▶ [Work to complete]:
Go through each line of the records below and count those with the word "Unknown"; give only the total.

↓

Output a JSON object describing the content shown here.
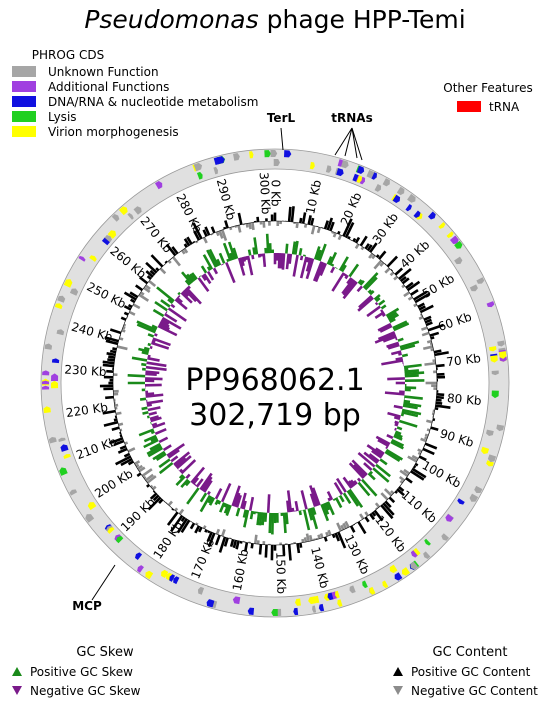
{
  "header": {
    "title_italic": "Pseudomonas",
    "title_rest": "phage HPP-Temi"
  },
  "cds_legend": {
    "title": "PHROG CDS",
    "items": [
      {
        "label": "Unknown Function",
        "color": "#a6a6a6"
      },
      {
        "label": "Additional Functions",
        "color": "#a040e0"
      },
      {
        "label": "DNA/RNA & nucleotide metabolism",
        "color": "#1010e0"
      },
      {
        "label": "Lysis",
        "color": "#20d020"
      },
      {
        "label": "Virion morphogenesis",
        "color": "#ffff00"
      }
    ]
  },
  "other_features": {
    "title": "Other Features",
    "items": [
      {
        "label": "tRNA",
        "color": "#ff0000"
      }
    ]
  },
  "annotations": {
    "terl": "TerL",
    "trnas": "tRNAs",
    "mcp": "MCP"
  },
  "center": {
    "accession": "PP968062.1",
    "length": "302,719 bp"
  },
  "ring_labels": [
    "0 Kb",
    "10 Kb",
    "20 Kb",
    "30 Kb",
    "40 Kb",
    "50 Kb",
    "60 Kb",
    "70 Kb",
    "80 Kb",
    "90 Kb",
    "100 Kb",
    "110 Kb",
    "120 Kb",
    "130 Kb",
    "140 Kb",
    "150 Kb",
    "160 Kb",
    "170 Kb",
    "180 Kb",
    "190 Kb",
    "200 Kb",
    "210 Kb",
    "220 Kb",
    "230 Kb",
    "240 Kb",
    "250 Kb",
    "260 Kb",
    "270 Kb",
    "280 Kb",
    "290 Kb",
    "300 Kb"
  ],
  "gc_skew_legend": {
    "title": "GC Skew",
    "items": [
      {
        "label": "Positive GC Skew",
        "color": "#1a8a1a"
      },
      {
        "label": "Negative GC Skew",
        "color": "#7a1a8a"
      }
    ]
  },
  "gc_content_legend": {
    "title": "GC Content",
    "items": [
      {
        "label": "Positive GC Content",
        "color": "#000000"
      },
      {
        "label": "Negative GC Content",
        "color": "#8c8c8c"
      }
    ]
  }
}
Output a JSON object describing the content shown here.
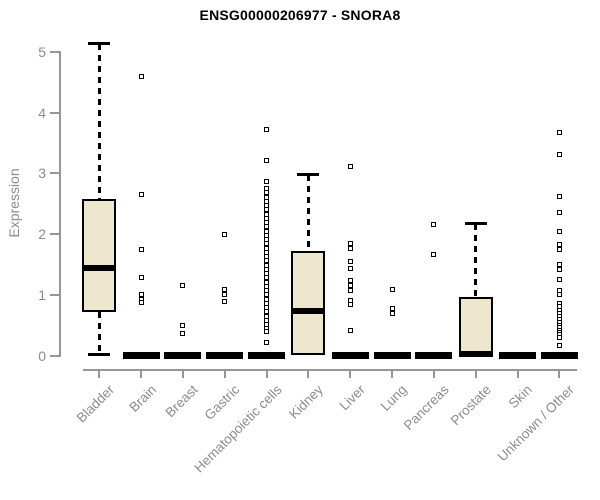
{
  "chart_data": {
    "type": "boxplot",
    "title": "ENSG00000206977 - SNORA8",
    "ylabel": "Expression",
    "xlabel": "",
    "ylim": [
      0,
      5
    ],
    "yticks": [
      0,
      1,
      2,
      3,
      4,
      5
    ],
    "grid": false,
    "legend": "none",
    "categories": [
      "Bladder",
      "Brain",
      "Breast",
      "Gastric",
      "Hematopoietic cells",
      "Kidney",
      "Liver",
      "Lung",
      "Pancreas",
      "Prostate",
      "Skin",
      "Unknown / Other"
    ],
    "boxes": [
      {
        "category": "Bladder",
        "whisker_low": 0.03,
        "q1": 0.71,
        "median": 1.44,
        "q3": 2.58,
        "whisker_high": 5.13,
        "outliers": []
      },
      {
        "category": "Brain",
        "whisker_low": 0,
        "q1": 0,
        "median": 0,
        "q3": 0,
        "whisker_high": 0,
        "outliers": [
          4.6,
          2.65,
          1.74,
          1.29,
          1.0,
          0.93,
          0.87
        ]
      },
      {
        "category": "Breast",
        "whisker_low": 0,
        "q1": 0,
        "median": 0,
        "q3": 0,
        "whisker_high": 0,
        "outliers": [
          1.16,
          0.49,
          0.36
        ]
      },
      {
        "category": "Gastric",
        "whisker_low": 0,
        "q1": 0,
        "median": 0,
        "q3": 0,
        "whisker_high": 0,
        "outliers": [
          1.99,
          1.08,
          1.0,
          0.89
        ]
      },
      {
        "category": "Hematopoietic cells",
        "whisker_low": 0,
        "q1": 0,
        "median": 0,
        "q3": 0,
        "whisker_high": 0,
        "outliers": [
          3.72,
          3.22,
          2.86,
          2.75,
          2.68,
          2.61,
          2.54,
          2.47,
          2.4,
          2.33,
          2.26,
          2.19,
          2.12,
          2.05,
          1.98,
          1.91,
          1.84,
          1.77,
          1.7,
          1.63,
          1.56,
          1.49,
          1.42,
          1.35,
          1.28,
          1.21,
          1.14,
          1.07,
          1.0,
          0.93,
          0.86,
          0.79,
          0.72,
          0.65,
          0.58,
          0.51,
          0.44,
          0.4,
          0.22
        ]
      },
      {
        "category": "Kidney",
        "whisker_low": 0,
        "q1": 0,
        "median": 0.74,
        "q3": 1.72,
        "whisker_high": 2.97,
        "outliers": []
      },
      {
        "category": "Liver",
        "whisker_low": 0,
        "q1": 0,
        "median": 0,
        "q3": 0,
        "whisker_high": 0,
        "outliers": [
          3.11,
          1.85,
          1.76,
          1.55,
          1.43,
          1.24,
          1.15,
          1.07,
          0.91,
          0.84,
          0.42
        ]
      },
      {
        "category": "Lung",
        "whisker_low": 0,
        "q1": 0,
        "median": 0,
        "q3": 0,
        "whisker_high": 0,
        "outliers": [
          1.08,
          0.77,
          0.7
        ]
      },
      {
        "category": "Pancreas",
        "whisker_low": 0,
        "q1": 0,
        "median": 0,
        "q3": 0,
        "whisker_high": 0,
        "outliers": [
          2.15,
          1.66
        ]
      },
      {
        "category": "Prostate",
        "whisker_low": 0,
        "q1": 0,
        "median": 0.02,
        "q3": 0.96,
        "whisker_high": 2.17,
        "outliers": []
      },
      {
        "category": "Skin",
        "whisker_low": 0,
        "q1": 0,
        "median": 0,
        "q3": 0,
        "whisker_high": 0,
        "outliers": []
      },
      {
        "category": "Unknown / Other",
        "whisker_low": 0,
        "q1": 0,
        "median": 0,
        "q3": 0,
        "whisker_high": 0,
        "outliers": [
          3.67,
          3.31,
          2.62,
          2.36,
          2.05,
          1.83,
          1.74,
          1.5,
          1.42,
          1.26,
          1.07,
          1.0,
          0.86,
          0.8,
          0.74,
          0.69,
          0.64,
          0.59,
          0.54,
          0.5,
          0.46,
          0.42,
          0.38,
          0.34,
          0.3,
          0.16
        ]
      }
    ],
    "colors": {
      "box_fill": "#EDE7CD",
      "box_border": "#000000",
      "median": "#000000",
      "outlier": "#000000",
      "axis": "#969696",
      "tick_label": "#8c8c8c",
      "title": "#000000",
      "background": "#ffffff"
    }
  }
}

↑
↓

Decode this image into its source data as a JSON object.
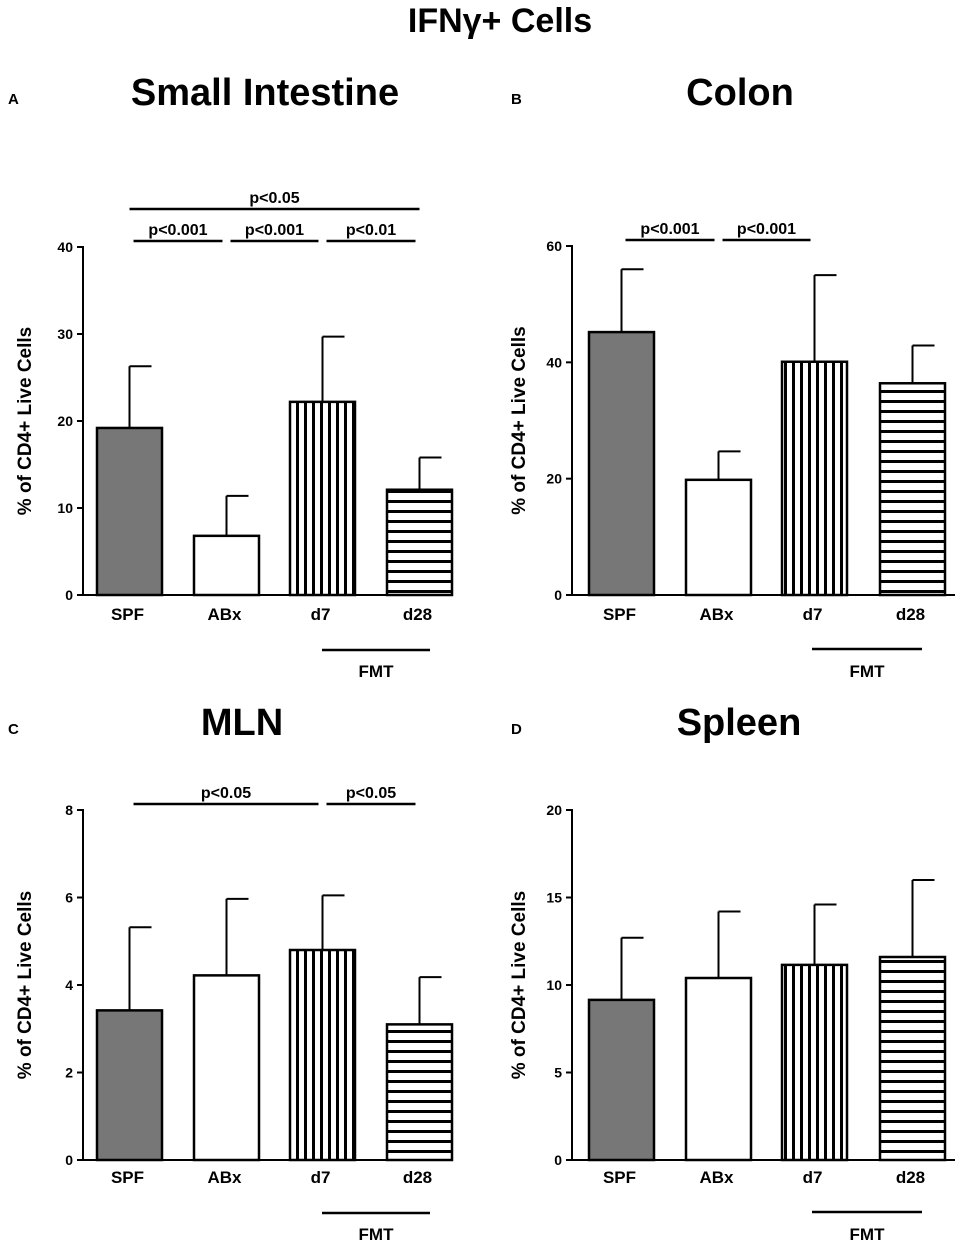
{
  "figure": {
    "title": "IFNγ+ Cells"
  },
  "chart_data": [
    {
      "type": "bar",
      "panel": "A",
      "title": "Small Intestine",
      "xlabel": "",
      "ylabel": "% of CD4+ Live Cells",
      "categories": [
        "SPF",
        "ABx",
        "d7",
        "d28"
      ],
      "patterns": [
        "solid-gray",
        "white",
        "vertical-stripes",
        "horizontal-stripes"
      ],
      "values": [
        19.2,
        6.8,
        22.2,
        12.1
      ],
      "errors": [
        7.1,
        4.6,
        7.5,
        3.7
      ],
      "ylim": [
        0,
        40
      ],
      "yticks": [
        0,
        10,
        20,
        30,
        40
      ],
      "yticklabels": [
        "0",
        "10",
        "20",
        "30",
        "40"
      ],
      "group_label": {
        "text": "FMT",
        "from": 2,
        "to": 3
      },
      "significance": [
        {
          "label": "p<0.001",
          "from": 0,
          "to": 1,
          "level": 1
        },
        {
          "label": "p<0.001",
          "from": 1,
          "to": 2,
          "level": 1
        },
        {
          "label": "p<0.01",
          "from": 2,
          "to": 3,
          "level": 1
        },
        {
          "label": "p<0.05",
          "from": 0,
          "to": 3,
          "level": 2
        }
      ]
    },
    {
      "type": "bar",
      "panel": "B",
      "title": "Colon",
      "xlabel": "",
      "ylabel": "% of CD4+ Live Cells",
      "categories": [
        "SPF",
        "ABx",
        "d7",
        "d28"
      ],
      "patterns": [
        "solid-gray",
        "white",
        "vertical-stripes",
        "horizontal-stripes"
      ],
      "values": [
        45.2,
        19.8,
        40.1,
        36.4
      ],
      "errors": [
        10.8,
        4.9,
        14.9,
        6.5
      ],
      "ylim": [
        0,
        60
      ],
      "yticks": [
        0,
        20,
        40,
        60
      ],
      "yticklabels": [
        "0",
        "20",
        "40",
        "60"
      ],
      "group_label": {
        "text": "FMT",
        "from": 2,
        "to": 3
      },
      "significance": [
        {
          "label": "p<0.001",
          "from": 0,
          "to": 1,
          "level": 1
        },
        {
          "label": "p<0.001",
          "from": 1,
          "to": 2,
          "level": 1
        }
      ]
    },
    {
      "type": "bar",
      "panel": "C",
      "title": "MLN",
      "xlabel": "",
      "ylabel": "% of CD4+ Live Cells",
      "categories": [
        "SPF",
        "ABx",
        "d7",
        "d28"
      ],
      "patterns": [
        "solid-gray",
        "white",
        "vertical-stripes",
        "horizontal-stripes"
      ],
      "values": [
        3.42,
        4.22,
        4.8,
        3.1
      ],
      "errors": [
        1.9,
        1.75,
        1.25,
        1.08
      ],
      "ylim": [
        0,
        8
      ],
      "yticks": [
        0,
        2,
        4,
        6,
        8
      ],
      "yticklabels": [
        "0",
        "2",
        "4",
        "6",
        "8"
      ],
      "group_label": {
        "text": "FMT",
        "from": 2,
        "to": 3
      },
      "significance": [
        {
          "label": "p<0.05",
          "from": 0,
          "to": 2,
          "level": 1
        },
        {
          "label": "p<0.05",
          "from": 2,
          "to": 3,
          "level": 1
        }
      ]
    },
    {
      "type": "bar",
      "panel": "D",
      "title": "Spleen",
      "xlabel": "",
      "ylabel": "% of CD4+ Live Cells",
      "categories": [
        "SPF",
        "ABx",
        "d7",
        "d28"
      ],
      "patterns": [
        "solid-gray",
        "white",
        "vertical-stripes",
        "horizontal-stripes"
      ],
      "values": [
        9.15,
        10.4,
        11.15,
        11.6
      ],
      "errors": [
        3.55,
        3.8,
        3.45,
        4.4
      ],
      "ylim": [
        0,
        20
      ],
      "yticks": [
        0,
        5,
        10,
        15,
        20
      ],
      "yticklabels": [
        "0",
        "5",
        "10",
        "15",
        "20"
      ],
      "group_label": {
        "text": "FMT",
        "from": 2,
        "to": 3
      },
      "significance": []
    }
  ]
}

↑
↓

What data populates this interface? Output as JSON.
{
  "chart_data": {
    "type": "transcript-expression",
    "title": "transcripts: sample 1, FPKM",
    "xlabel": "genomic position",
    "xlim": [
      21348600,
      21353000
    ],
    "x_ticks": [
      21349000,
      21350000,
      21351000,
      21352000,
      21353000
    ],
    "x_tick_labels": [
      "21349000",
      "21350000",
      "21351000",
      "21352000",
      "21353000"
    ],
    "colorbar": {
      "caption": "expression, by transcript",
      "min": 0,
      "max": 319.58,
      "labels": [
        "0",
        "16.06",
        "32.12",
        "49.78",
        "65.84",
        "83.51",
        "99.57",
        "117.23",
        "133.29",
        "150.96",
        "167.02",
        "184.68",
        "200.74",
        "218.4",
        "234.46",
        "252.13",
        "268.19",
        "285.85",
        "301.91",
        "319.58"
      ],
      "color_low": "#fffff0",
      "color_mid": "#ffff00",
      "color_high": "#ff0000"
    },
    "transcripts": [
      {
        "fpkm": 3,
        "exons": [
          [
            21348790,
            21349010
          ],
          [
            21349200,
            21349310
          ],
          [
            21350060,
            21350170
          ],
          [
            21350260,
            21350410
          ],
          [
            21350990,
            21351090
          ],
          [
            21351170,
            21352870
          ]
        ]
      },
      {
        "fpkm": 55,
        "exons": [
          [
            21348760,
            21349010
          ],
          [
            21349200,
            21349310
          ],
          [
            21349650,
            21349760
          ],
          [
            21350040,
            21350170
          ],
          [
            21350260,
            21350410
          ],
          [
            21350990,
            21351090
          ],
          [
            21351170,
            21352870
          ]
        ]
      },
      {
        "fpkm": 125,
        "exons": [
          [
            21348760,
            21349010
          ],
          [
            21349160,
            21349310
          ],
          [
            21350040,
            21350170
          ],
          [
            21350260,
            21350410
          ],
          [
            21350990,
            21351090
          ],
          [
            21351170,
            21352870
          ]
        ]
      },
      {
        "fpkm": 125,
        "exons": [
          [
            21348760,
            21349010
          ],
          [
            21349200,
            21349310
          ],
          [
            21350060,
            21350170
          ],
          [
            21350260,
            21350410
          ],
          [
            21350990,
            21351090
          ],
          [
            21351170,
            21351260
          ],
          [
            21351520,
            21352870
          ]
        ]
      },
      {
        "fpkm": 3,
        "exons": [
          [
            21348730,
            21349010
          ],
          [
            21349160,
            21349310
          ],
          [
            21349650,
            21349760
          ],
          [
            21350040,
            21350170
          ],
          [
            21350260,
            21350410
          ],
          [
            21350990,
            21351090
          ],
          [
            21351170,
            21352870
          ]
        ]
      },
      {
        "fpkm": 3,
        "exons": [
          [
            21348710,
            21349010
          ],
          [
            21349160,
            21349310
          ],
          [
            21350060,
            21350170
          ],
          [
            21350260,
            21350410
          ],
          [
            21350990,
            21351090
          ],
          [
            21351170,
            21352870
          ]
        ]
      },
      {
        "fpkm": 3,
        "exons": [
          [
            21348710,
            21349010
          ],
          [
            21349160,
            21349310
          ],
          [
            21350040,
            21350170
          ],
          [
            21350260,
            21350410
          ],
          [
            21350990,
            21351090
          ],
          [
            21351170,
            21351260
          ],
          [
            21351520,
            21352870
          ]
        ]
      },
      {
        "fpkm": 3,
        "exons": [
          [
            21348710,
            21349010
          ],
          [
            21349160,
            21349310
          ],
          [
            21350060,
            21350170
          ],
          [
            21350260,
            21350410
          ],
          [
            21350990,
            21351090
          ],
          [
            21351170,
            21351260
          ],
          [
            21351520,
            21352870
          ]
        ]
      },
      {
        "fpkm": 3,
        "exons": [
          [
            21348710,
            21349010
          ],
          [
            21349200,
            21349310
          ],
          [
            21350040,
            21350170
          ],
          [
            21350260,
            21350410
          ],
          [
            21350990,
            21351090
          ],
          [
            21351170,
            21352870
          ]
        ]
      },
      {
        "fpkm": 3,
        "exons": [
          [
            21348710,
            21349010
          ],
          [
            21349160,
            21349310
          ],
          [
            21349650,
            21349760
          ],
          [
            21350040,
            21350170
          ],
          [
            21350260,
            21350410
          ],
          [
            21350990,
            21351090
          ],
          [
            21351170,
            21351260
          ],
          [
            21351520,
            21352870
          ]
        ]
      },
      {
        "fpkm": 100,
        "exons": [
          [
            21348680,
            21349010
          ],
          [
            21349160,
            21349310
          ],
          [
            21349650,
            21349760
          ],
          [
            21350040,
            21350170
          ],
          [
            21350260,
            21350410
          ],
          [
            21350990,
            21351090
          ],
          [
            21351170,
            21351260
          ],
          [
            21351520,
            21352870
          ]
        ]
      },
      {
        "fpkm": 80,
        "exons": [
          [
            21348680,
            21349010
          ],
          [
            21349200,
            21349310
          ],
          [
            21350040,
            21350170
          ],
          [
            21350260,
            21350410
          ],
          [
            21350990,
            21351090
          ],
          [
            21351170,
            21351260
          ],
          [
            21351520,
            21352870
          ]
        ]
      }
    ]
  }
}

↑

▶ [Answer for this exercise]:
3